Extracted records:

━━━━━━

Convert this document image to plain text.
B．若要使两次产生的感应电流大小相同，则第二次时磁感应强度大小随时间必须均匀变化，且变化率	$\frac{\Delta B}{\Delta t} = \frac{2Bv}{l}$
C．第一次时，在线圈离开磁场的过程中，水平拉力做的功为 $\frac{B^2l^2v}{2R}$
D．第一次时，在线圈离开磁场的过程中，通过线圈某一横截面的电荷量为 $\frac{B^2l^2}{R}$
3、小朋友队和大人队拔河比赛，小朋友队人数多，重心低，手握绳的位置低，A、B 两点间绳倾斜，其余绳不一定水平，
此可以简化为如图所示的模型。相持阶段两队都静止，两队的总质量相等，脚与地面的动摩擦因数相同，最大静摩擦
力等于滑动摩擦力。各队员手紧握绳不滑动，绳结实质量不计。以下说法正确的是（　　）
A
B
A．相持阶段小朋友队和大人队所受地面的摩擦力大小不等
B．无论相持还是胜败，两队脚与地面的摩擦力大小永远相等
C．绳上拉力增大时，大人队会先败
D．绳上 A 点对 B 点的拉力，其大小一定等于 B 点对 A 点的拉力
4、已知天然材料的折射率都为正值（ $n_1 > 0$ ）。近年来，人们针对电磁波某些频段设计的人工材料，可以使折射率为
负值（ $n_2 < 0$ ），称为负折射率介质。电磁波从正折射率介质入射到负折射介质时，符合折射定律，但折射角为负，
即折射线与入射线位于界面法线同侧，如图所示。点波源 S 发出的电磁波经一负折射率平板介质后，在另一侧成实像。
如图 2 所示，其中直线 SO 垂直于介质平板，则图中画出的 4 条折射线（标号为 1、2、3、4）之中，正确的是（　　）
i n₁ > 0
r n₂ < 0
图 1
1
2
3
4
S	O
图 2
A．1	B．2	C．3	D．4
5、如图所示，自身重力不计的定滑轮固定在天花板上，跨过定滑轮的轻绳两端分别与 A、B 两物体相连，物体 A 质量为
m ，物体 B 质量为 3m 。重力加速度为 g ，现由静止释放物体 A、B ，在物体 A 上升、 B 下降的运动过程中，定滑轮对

━━━━━━

**Task to complete:**
Which lines contain the word "第一次时"? Copy each of them.

**Exercise answer:**
C．第一次时，在线圈离开磁场的过程中，水平拉力做的功为 $\frac{B^2l^2v}{2R}$
D．第一次时，在线圈离开磁场的过程中，通过线圈某一横截面的电荷量为 $\frac{B^2l^2}{R}$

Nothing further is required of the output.